▶ **WHAT IS ASKED**: Leave out the pictures and copy everything else in the entries exactly.

▶ **GIVEN RECORDS**:
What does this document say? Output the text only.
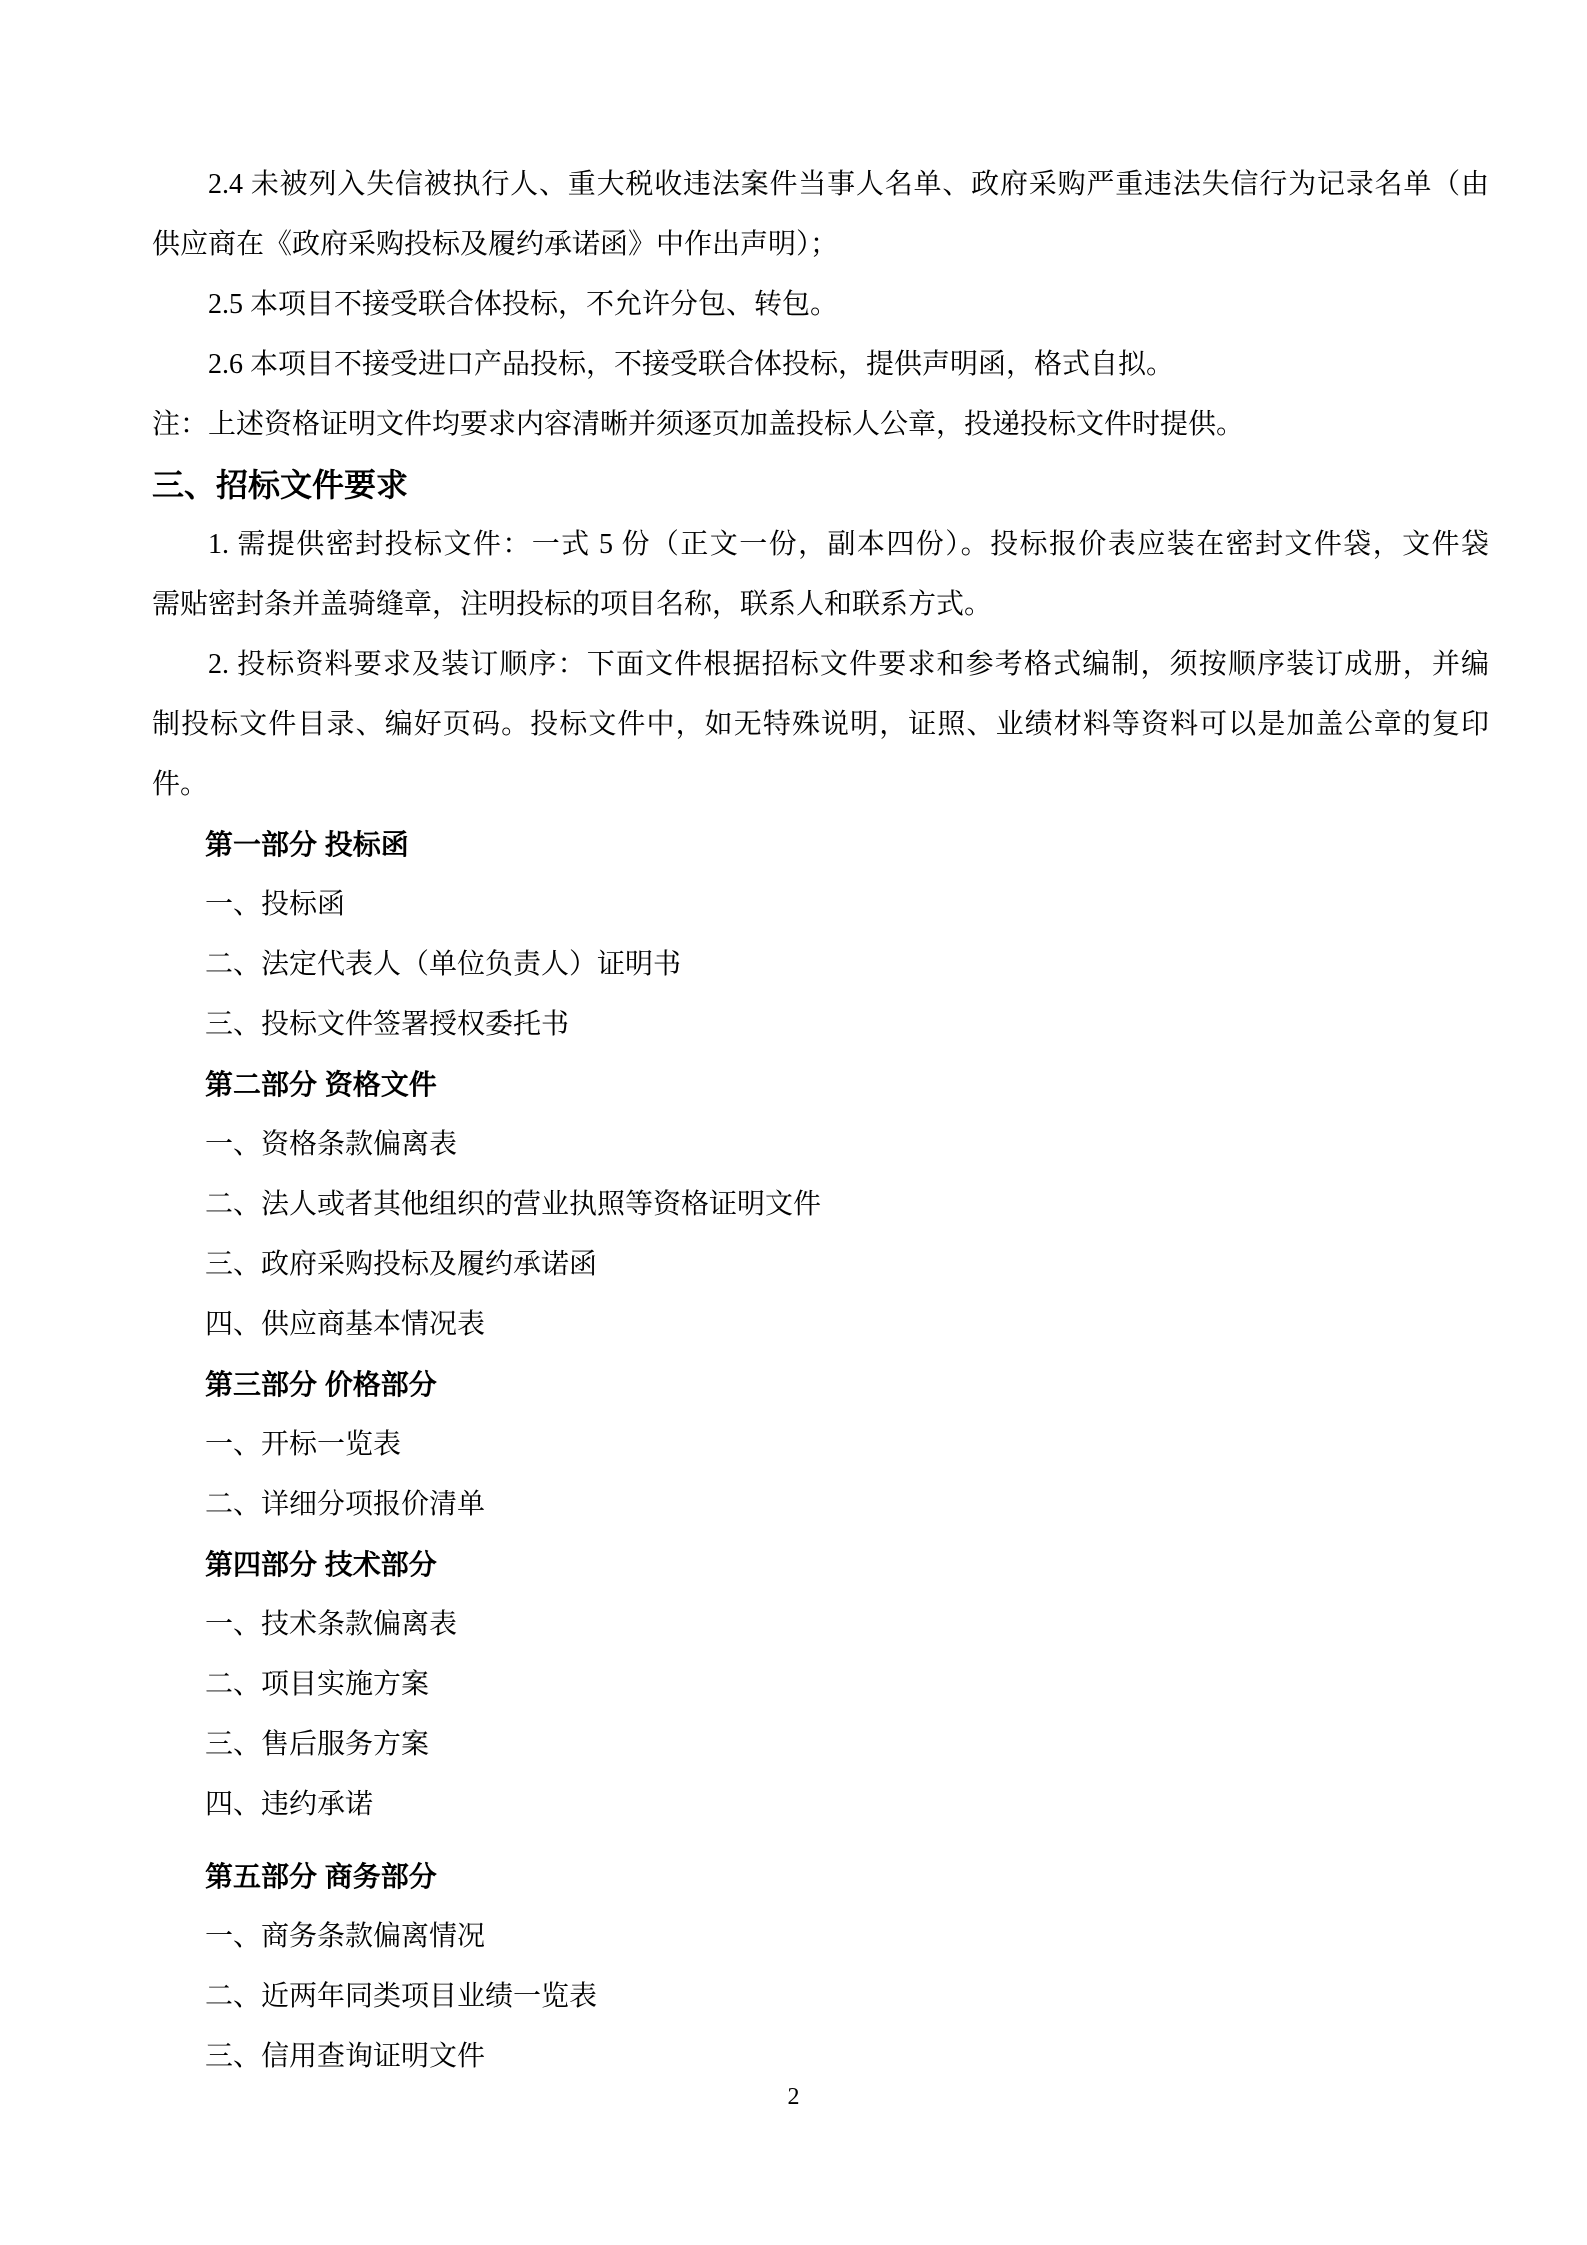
2.4 未被列入失信被执行人、重大税收违法案件当事人名单、政府采购严重违法失信行为记录名单（由
供应商在《政府采购投标及履约承诺函》中作出声明）；
2.5 本项目不接受联合体投标，不允许分包、转包。
2.6 本项目不接受进口产品投标，不接受联合体投标，提供声明函，格式自拟。
注：上述资格证明文件均要求内容清晰并须逐页加盖投标人公章，投递投标文件时提供。
三、招标文件要求
1. 需提供密封投标文件：一式 5 份（正文一份，副本四份）。投标报价表应装在密封文件袋，文件袋
需贴密封条并盖骑缝章，注明投标的项目名称，联系人和联系方式。
2. 投标资料要求及装订顺序：下面文件根据招标文件要求和参考格式编制，须按顺序装订成册，并编
制投标文件目录、编好页码。投标文件中，如无特殊说明，证照、业绩材料等资料可以是加盖公章的复印
件。
第一部分 投标函
一、投标函
二、法定代表人（单位负责人）证明书
三、投标文件签署授权委托书
第二部分 资格文件
一、资格条款偏离表
二、法人或者其他组织的营业执照等资格证明文件
三、政府采购投标及履约承诺函
四、供应商基本情况表
第三部分 价格部分
一、开标一览表
二、详细分项报价清单
第四部分 技术部分
一、技术条款偏离表
二、项目实施方案
三、售后服务方案
四、违约承诺
第五部分 商务部分
一、商务条款偏离情况
二、近两年同类项目业绩一览表
三、信用查询证明文件
2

▶ **TASK SOLUTION**:
What does this document say? Output the text only.
2.4 未被列入失信被执行人、重大税收违法案件当事人名单、政府采购严重违法失信行为记录名单（由
供应商在《政府采购投标及履约承诺函》中作出声明）；
2.5 本项目不接受联合体投标，不允许分包、转包。
2.6 本项目不接受进口产品投标，不接受联合体投标，提供声明函，格式自拟。
注：上述资格证明文件均要求内容清晰并须逐页加盖投标人公章，投递投标文件时提供。
三、招标文件要求
1. 需提供密封投标文件：一式 5 份（正文一份，副本四份）。投标报价表应装在密封文件袋，文件袋
需贴密封条并盖骑缝章，注明投标的项目名称，联系人和联系方式。
2. 投标资料要求及装订顺序：下面文件根据招标文件要求和参考格式编制，须按顺序装订成册，并编
制投标文件目录、编好页码。投标文件中，如无特殊说明，证照、业绩材料等资料可以是加盖公章的复印
件。
第一部分 投标函
一、投标函
二、法定代表人（单位负责人）证明书
三、投标文件签署授权委托书
第二部分 资格文件
一、资格条款偏离表
二、法人或者其他组织的营业执照等资格证明文件
三、政府采购投标及履约承诺函
四、供应商基本情况表
第三部分 价格部分
一、开标一览表
二、详细分项报价清单
第四部分 技术部分
一、技术条款偏离表
二、项目实施方案
三、售后服务方案
四、违约承诺
第五部分 商务部分
一、商务条款偏离情况
二、近两年同类项目业绩一览表
三、信用查询证明文件
2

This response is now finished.